▶ [Exercise details] Wherever the string "clipboard" occurs in a line of these records, report that line.

[Items listed in a dataset]
# # # #

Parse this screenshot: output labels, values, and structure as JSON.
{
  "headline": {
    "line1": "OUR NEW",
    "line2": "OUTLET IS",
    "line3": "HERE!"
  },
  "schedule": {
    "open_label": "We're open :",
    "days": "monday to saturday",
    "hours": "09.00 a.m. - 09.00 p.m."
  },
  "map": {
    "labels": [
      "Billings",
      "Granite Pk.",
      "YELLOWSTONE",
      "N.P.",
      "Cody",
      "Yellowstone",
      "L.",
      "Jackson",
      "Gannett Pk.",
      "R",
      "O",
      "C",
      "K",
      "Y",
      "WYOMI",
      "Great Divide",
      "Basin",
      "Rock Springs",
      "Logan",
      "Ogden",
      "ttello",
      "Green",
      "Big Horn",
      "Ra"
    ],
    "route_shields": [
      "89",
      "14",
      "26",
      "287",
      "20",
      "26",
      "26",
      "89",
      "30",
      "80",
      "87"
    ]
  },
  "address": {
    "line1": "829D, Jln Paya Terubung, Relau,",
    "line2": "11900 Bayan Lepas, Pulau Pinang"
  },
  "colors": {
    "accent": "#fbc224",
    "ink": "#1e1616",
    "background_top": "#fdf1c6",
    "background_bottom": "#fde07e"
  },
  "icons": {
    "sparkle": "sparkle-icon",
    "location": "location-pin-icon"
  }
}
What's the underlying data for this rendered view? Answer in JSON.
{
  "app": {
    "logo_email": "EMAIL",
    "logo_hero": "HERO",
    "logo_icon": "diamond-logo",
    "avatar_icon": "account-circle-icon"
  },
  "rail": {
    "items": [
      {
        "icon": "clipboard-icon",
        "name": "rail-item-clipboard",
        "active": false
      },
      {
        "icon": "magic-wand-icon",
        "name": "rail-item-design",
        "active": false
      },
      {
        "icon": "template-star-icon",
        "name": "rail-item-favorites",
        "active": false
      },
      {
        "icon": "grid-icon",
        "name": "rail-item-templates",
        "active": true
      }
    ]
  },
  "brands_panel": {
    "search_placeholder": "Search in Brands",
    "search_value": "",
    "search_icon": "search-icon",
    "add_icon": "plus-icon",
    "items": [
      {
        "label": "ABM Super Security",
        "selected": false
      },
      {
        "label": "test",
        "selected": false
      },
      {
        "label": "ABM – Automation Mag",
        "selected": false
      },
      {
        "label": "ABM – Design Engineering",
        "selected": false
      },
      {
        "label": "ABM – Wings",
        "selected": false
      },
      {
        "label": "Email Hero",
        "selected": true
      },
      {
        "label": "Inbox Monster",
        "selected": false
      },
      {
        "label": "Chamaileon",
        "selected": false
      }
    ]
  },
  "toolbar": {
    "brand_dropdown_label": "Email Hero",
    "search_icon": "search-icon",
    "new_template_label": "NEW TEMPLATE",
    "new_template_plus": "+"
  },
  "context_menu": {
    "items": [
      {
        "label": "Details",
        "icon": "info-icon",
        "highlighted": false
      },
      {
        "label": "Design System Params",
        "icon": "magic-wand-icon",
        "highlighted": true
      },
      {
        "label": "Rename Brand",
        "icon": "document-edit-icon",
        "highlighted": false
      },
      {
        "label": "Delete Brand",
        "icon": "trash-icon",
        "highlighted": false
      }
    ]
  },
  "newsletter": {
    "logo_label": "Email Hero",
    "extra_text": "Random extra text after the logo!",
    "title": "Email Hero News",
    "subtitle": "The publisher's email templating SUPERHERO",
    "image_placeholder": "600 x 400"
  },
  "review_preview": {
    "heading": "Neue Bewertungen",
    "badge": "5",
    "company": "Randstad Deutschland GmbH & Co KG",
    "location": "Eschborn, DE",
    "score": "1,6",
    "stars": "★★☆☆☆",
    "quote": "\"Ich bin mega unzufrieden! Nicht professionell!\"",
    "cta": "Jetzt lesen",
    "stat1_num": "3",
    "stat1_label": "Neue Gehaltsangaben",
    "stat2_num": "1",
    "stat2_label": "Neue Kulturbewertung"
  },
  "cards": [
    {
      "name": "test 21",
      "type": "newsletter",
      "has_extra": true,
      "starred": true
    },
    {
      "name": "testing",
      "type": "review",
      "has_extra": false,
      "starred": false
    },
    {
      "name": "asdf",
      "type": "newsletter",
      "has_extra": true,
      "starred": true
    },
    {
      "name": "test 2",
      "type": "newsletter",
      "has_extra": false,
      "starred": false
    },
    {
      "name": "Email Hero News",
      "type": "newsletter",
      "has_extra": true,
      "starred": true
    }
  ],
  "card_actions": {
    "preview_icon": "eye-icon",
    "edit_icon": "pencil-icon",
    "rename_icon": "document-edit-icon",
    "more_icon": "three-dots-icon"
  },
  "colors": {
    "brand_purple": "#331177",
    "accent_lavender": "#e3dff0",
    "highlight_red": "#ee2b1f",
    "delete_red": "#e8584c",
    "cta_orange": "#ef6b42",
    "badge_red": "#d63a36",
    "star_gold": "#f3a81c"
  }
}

# # # #

▶ [Reply]
        "icon": "clipboard-icon",
        "name": "rail-item-clipboard",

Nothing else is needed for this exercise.